◆ **Stored data**
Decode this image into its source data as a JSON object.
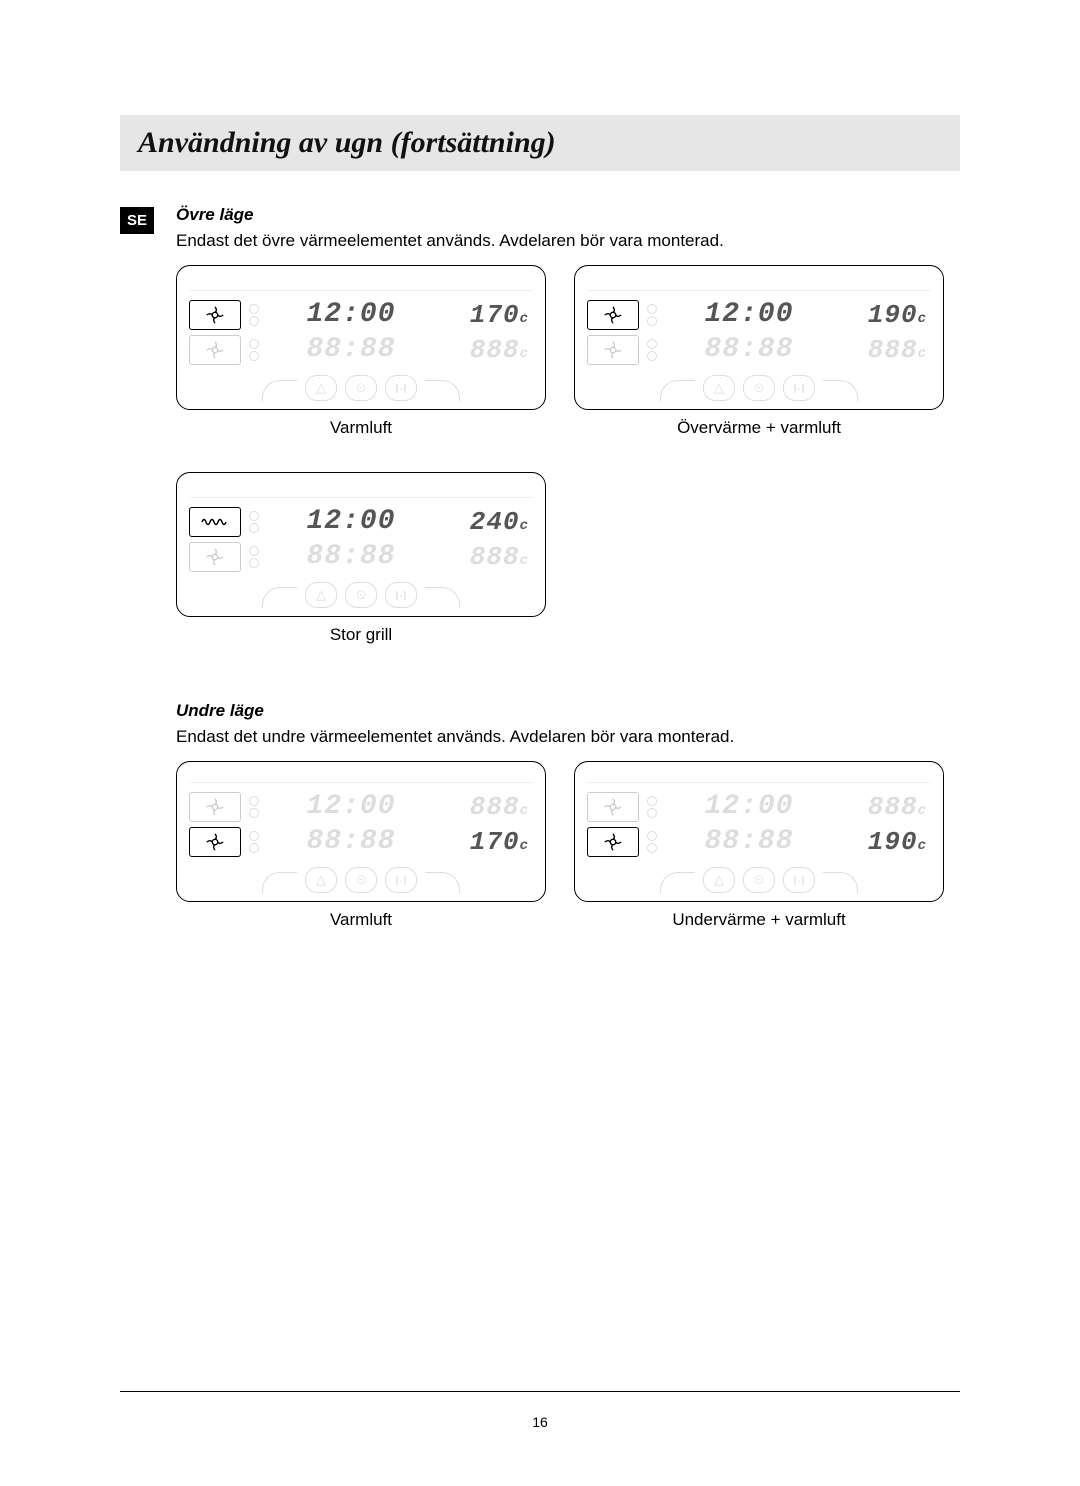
{
  "page_number": "16",
  "header": {
    "title": "Användning av ugn (fortsättning)"
  },
  "lang_badge": "SE",
  "sections": {
    "upper": {
      "heading": "Övre läge",
      "desc": "Endast det övre värmeelementet används. Avdelaren bör vara monterad.",
      "panels": [
        {
          "mode_icon": "fan",
          "time_active": "12:00",
          "temp_active": "170",
          "temp_unit": "c",
          "time_dim": "88:88",
          "temp_dim": "888",
          "caption": "Varmluft"
        },
        {
          "mode_icon": "fan",
          "time_active": "12:00",
          "temp_active": "190",
          "temp_unit": "c",
          "time_dim": "88:88",
          "temp_dim": "888",
          "caption": "Övervärme + varmluft"
        },
        {
          "mode_icon": "grill",
          "time_active": "12:00",
          "temp_active": "240",
          "temp_unit": "c",
          "time_dim": "88:88",
          "temp_dim": "888",
          "caption": "Stor grill"
        }
      ]
    },
    "lower": {
      "heading": "Undre läge",
      "desc": "Endast det undre värmeelementet används. Avdelaren bör vara monterad.",
      "panels": [
        {
          "mode_icon": "fan",
          "time_active": "12:00",
          "temp_active": "170",
          "temp_unit": "c",
          "time_dim": "88:88",
          "temp_dim": "888",
          "caption": "Varmluft"
        },
        {
          "mode_icon": "fan",
          "time_active": "12:00",
          "temp_active": "190",
          "temp_unit": "c",
          "time_dim": "88:88",
          "temp_dim": "888",
          "caption": "Undervärme + varmluft"
        }
      ]
    }
  },
  "ghost_buttons": [
    "△",
    "⏲",
    "I·I"
  ]
}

◆ **Objective**
Show the lines of the records that contain the word "läge".

◆ **Task answer**
      "heading": "Övre läge",
      "heading": "Undre läge",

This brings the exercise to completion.